>>>>

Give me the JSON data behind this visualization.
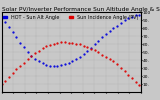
{
  "title": "Solar PV/Inverter Performance Sun Altitude Angle & Sun Incidence Angle on PV Panels",
  "legend_labels": [
    "HOT - Sun Alt Angle",
    "Sun Incidence Angle (PV)"
  ],
  "legend_colors": [
    "#0000dd",
    "#dd0000"
  ],
  "blue_x": [
    0.0,
    0.05,
    0.1,
    0.15,
    0.18,
    0.22,
    0.27,
    0.32,
    0.37,
    0.42,
    0.47,
    0.52,
    0.57,
    0.62,
    0.67,
    0.72,
    0.77,
    0.82,
    0.87,
    0.92,
    0.97,
    1.0
  ],
  "blue_y": [
    92,
    82,
    70,
    58,
    52,
    44,
    38,
    34,
    32,
    33,
    36,
    40,
    45,
    52,
    60,
    68,
    76,
    82,
    88,
    93,
    96,
    97
  ],
  "red_x": [
    0.0,
    0.05,
    0.1,
    0.15,
    0.18,
    0.22,
    0.27,
    0.32,
    0.37,
    0.42,
    0.47,
    0.52,
    0.57,
    0.62,
    0.67,
    0.72,
    0.77,
    0.82,
    0.87,
    0.92,
    0.97,
    1.0
  ],
  "red_y": [
    10,
    18,
    27,
    35,
    40,
    46,
    52,
    57,
    60,
    62,
    62,
    61,
    59,
    56,
    52,
    47,
    42,
    36,
    28,
    20,
    12,
    8
  ],
  "xlim": [
    0,
    1
  ],
  "ylim": [
    0,
    100
  ],
  "ytick_values": [
    10,
    20,
    30,
    40,
    50,
    60,
    70,
    80,
    90,
    100
  ],
  "ytick_labels": [
    "10.",
    "20.",
    "30.",
    "40.",
    "50.",
    "60.",
    "70.",
    "80.",
    "90.",
    "100"
  ],
  "bg_color": "#c8c8c8",
  "plot_bg_color": "#c8c8c8",
  "title_fontsize": 4.2,
  "tick_fontsize": 3.2,
  "legend_fontsize": 3.5,
  "marker_size": 1.2
}
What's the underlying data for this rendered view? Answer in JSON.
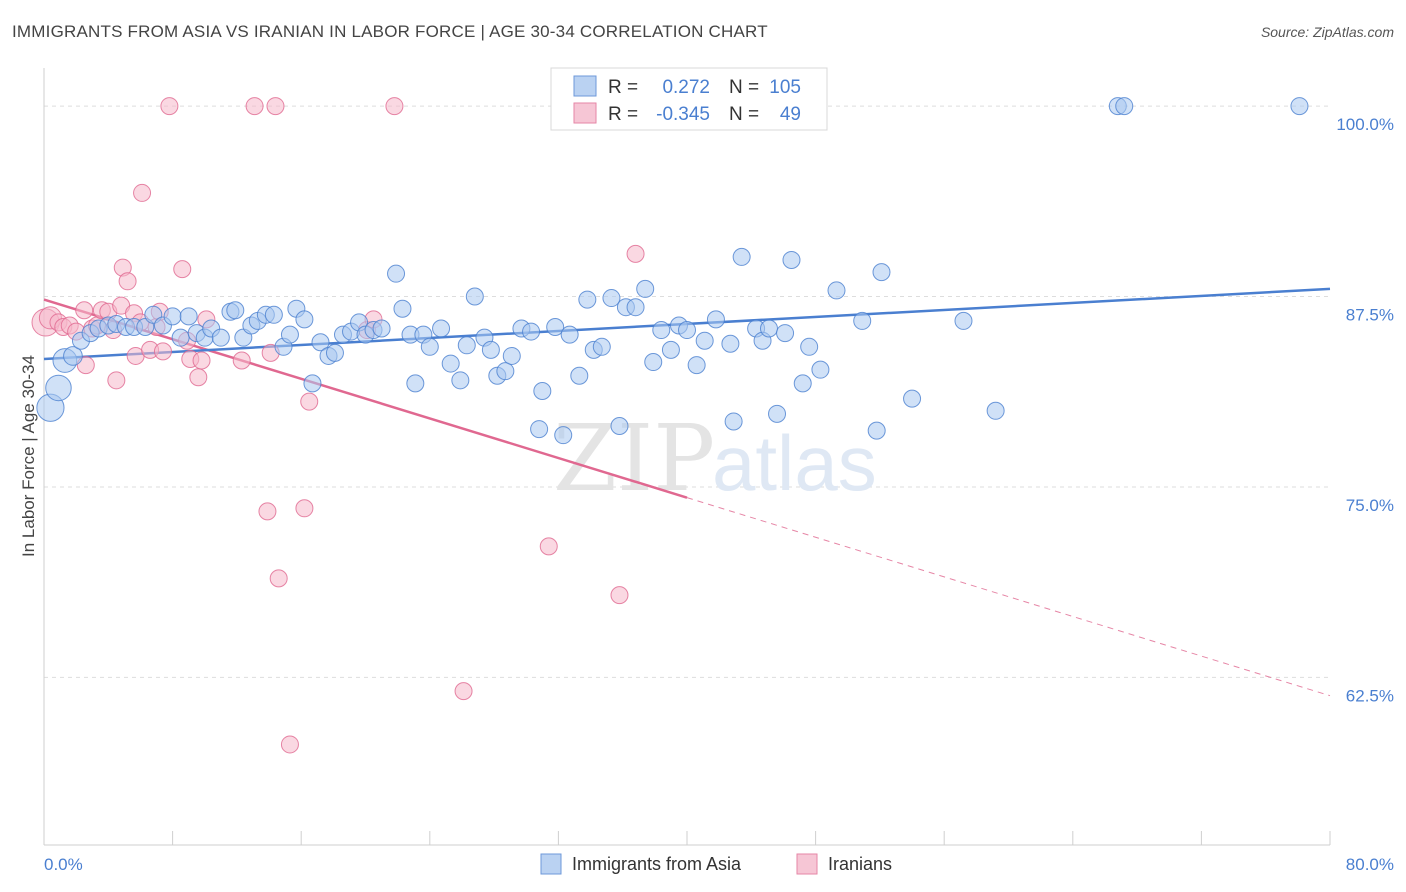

<<<<

* [Instructions to follow]:
Extract all the entries word for word; omit any pictures.

* [Finished exercise]:
Give me the JSON data behind this visualization.
{
  "title": "Solar PV/Inverter Performance Sun Altitude Angle & Sun Incidence Angle on PV Panels",
  "legend_labels": [
    "HOT - Sun Alt Angle",
    "Sun Incidence Angle (PV)"
  ],
  "legend_colors": [
    "#0000dd",
    "#dd0000"
  ],
  "blue_x": [
    0.0,
    0.05,
    0.1,
    0.15,
    0.18,
    0.22,
    0.27,
    0.32,
    0.37,
    0.42,
    0.47,
    0.52,
    0.57,
    0.62,
    0.67,
    0.72,
    0.77,
    0.82,
    0.87,
    0.92,
    0.97,
    1.0
  ],
  "blue_y": [
    92,
    82,
    70,
    58,
    52,
    44,
    38,
    34,
    32,
    33,
    36,
    40,
    45,
    52,
    60,
    68,
    76,
    82,
    88,
    93,
    96,
    97
  ],
  "red_x": [
    0.0,
    0.05,
    0.1,
    0.15,
    0.18,
    0.22,
    0.27,
    0.32,
    0.37,
    0.42,
    0.47,
    0.52,
    0.57,
    0.62,
    0.67,
    0.72,
    0.77,
    0.82,
    0.87,
    0.92,
    0.97,
    1.0
  ],
  "red_y": [
    10,
    18,
    27,
    35,
    40,
    46,
    52,
    57,
    60,
    62,
    62,
    61,
    59,
    56,
    52,
    47,
    42,
    36,
    28,
    20,
    12,
    8
  ],
  "xlim": [
    0,
    1
  ],
  "ylim": [
    0,
    100
  ],
  "ytick_values": [
    10,
    20,
    30,
    40,
    50,
    60,
    70,
    80,
    90,
    100
  ],
  "ytick_labels": [
    "10.",
    "20.",
    "30.",
    "40.",
    "50.",
    "60.",
    "70.",
    "80.",
    "90.",
    "100"
  ],
  "bg_color": "#c8c8c8",
  "plot_bg_color": "#c8c8c8",
  "title_fontsize": 4.2,
  "tick_fontsize": 3.2,
  "legend_fontsize": 3.5,
  "marker_size": 1.2
}
What's the underlying data for this rendered view? Answer in JSON.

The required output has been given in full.